**GOAL OF THE EXERCISE:** Go through the listing and write out all of it exactly.

--- Begin WORKING DATA ---

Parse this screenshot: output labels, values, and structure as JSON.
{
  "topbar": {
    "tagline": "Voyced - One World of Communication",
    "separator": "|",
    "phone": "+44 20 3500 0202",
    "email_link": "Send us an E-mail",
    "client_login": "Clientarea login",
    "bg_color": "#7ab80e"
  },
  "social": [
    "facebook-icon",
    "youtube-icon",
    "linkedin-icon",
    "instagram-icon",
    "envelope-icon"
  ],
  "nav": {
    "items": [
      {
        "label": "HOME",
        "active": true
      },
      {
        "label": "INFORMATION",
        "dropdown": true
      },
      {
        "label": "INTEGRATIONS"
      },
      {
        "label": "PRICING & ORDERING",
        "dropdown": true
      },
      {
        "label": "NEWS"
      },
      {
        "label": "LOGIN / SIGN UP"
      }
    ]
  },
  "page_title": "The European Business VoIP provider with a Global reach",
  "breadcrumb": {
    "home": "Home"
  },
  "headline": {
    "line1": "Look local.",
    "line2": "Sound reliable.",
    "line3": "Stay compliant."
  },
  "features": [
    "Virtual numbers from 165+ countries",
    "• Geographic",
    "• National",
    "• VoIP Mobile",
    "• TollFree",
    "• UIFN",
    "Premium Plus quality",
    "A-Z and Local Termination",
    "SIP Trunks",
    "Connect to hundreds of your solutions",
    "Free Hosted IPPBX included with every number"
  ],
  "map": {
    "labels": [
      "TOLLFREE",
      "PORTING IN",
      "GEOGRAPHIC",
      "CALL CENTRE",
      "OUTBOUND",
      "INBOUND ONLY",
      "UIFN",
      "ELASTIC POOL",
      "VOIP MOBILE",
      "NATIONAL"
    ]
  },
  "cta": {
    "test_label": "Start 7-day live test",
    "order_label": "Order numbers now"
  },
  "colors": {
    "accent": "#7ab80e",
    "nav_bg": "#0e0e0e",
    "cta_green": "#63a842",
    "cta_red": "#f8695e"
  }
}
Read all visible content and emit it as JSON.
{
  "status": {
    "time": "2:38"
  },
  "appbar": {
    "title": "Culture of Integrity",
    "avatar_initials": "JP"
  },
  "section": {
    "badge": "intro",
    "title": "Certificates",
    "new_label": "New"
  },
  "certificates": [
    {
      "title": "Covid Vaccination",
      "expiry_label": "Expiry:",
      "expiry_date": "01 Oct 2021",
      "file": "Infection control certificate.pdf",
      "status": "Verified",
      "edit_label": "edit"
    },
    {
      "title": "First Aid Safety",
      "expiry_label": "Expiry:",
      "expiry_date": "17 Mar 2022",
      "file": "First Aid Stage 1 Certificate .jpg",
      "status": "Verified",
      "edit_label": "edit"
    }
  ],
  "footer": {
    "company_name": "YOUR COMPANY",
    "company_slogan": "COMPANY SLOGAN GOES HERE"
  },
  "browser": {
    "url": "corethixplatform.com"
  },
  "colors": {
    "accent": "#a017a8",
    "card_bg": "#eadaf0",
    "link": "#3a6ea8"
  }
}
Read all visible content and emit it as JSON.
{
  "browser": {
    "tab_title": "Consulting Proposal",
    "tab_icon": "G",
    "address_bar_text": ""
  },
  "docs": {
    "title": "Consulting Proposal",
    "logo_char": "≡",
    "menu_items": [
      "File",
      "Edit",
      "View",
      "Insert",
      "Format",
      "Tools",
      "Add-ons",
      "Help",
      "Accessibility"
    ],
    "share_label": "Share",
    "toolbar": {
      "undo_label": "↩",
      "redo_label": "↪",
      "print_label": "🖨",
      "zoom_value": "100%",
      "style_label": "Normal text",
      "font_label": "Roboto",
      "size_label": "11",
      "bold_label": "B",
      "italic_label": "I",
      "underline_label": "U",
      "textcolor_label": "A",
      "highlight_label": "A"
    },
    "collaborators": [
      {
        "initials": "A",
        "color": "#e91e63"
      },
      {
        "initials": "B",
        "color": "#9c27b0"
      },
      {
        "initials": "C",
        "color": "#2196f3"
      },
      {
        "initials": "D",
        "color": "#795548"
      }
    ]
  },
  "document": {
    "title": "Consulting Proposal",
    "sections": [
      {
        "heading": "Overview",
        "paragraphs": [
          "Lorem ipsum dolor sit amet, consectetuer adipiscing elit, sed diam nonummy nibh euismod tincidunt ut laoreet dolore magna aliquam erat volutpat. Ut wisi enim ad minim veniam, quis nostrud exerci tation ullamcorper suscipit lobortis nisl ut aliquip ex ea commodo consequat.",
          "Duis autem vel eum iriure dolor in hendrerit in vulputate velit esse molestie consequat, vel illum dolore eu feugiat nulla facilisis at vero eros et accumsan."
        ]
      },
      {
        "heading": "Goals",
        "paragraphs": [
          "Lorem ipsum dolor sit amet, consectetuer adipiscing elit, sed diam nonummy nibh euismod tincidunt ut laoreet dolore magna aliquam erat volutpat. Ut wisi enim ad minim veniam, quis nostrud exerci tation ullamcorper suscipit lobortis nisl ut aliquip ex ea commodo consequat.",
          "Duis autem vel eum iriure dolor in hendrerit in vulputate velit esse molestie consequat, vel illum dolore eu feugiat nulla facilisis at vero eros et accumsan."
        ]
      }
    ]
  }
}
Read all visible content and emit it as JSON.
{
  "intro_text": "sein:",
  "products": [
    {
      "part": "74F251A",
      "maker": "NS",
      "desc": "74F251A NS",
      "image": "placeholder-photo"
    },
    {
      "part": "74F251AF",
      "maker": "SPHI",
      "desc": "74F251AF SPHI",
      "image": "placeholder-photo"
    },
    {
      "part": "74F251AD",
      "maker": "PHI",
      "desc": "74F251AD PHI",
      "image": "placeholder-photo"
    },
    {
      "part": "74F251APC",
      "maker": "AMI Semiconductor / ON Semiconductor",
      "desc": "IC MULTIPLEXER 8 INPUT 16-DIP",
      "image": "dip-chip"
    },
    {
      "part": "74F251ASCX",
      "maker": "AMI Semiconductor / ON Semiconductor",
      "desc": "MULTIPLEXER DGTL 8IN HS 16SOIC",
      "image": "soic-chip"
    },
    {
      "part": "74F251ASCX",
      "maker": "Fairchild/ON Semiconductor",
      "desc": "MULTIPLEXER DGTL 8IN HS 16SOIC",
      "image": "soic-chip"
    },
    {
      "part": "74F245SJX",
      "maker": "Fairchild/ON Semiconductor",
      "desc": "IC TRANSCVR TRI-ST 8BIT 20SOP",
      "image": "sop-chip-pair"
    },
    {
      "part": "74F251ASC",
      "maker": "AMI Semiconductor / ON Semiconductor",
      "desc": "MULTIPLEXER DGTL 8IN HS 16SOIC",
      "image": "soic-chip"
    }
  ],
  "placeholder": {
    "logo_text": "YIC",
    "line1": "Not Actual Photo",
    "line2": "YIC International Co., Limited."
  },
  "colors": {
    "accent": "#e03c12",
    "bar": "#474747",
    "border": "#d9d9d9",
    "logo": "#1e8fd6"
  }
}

--- End WORKING DATA ---

**SOLVED EXERCISE:**
Parse this screenshot: output labels, values, and structure as JSON.
{
  "topbar": {
    "tagline": "Voyced - One World of Communication",
    "separator": "|",
    "phone": "+44 20 3500 0202",
    "email_link": "Send us an E-mail",
    "client_login": "Clientarea login",
    "bg_color": "#7ab80e"
  },
  "social": [
    "facebook-icon",
    "youtube-icon",
    "linkedin-icon",
    "instagram-icon",
    "envelope-icon"
  ],
  "nav": {
    "items": [
      {
        "label": "HOME",
        "active": true
      },
      {
        "label": "INFORMATION",
        "dropdown": true
      },
      {
        "label": "INTEGRATIONS"
      },
      {
        "label": "PRICING & ORDERING",
        "dropdown": true
      },
      {
        "label": "NEWS"
      },
      {
        "label": "LOGIN / SIGN UP"
      }
    ]
  },
  "page_title": "The European Business VoIP provider with a Global reach",
  "breadcrumb": {
    "home": "Home"
  },
  "headline": {
    "line1": "Look local.",
    "line2": "Sound reliable.",
    "line3": "Stay compliant."
  },
  "features": [
    "Virtual numbers from 165+ countries",
    "• Geographic",
    "• National",
    "• VoIP Mobile",
    "• TollFree",
    "• UIFN",
    "Premium Plus quality",
    "A-Z and Local Termination",
    "SIP Trunks",
    "Connect to hundreds of your solutions",
    "Free Hosted IPPBX included with every number"
  ],
  "map": {
    "labels": [
      "TOLLFREE",
      "PORTING IN",
      "GEOGRAPHIC",
      "CALL CENTRE",
      "OUTBOUND",
      "INBOUND ONLY",
      "UIFN",
      "ELASTIC POOL",
      "VOIP MOBILE",
      "NATIONAL"
    ]
  },
  "cta": {
    "test_label": "Start 7-day live test",
    "order_label": "Order numbers now"
  },
  "colors": {
    "accent": "#7ab80e",
    "nav_bg": "#0e0e0e",
    "cta_green": "#63a842",
    "cta_red": "#f8695e"
  }
}
Read all visible content and emit it as JSON.
{
  "status": {
    "time": "2:38"
  },
  "appbar": {
    "title": "Culture of Integrity",
    "avatar_initials": "JP"
  },
  "section": {
    "badge": "intro",
    "title": "Certificates",
    "new_label": "New"
  },
  "certificates": [
    {
      "title": "Covid Vaccination",
      "expiry_label": "Expiry:",
      "expiry_date": "01 Oct 2021",
      "file": "Infection control certificate.pdf",
      "status": "Verified",
      "edit_label": "edit"
    },
    {
      "title": "First Aid Safety",
      "expiry_label": "Expiry:",
      "expiry_date": "17 Mar 2022",
      "file": "First Aid Stage 1 Certificate .jpg",
      "status": "Verified",
      "edit_label": "edit"
    }
  ],
  "footer": {
    "company_name": "YOUR COMPANY",
    "company_slogan": "COMPANY SLOGAN GOES HERE"
  },
  "browser": {
    "url": "corethixplatform.com"
  },
  "colors": {
    "accent": "#a017a8",
    "card_bg": "#eadaf0",
    "link": "#3a6ea8"
  }
}
Read all visible content and emit it as JSON.
{
  "browser": {
    "tab_title": "Consulting Proposal",
    "tab_icon": "G",
    "address_bar_text": ""
  },
  "docs": {
    "title": "Consulting Proposal",
    "logo_char": "≡",
    "menu_items": [
      "File",
      "Edit",
      "View",
      "Insert",
      "Format",
      "Tools",
      "Add-ons",
      "Help",
      "Accessibility"
    ],
    "share_label": "Share",
    "toolbar": {
      "undo_label": "↩",
      "redo_label": "↪",
      "print_label": "🖨",
      "zoom_value": "100%",
      "style_label": "Normal text",
      "font_label": "Roboto",
      "size_label": "11",
      "bold_label": "B",
      "italic_label": "I",
      "underline_label": "U",
      "textcolor_label": "A",
      "highlight_label": "A"
    },
    "collaborators": [
      {
        "initials": "A",
        "color": "#e91e63"
      },
      {
        "initials": "B",
        "color": "#9c27b0"
      },
      {
        "initials": "C",
        "color": "#2196f3"
      },
      {
        "initials": "D",
        "color": "#795548"
      }
    ]
  },
  "document": {
    "title": "Consulting Proposal",
    "sections": [
      {
        "heading": "Overview",
        "paragraphs": [
          "Lorem ipsum dolor sit amet, consectetuer adipiscing elit, sed diam nonummy nibh euismod tincidunt ut laoreet dolore magna aliquam erat volutpat. Ut wisi enim ad minim veniam, quis nostrud exerci tation ullamcorper suscipit lobortis nisl ut aliquip ex ea commodo consequat.",
          "Duis autem vel eum iriure dolor in hendrerit in vulputate velit esse molestie consequat, vel illum dolore eu feugiat nulla facilisis at vero eros et accumsan."
        ]
      },
      {
        "heading": "Goals",
        "paragraphs": [
          "Lorem ipsum dolor sit amet, consectetuer adipiscing elit, sed diam nonummy nibh euismod tincidunt ut laoreet dolore magna aliquam erat volutpat. Ut wisi enim ad minim veniam, quis nostrud exerci tation ullamcorper suscipit lobortis nisl ut aliquip ex ea commodo consequat.",
          "Duis autem vel eum iriure dolor in hendrerit in vulputate velit esse molestie consequat, vel illum dolore eu feugiat nulla facilisis at vero eros et accumsan."
        ]
      }
    ]
  }
}
Read all visible content and emit it as JSON.
{
  "intro_text": "sein:",
  "products": [
    {
      "part": "74F251A",
      "maker": "NS",
      "desc": "74F251A NS",
      "image": "placeholder-photo"
    },
    {
      "part": "74F251AF",
      "maker": "SPHI",
      "desc": "74F251AF SPHI",
      "image": "placeholder-photo"
    },
    {
      "part": "74F251AD",
      "maker": "PHI",
      "desc": "74F251AD PHI",
      "image": "placeholder-photo"
    },
    {
      "part": "74F251APC",
      "maker": "AMI Semiconductor / ON Semiconductor",
      "desc": "IC MULTIPLEXER 8 INPUT 16-DIP",
      "image": "dip-chip"
    },
    {
      "part": "74F251ASCX",
      "maker": "AMI Semiconductor / ON Semiconductor",
      "desc": "MULTIPLEXER DGTL 8IN HS 16SOIC",
      "image": "soic-chip"
    },
    {
      "part": "74F251ASCX",
      "maker": "Fairchild/ON Semiconductor",
      "desc": "MULTIPLEXER DGTL 8IN HS 16SOIC",
      "image": "soic-chip"
    },
    {
      "part": "74F245SJX",
      "maker": "Fairchild/ON Semiconductor",
      "desc": "IC TRANSCVR TRI-ST 8BIT 20SOP",
      "image": "sop-chip-pair"
    },
    {
      "part": "74F251ASC",
      "maker": "AMI Semiconductor / ON Semiconductor",
      "desc": "MULTIPLEXER DGTL 8IN HS 16SOIC",
      "image": "soic-chip"
    }
  ],
  "placeholder": {
    "logo_text": "YIC",
    "line1": "Not Actual Photo",
    "line2": "YIC International Co., Limited."
  },
  "colors": {
    "accent": "#e03c12",
    "bar": "#474747",
    "border": "#d9d9d9",
    "logo": "#1e8fd6"
  }
}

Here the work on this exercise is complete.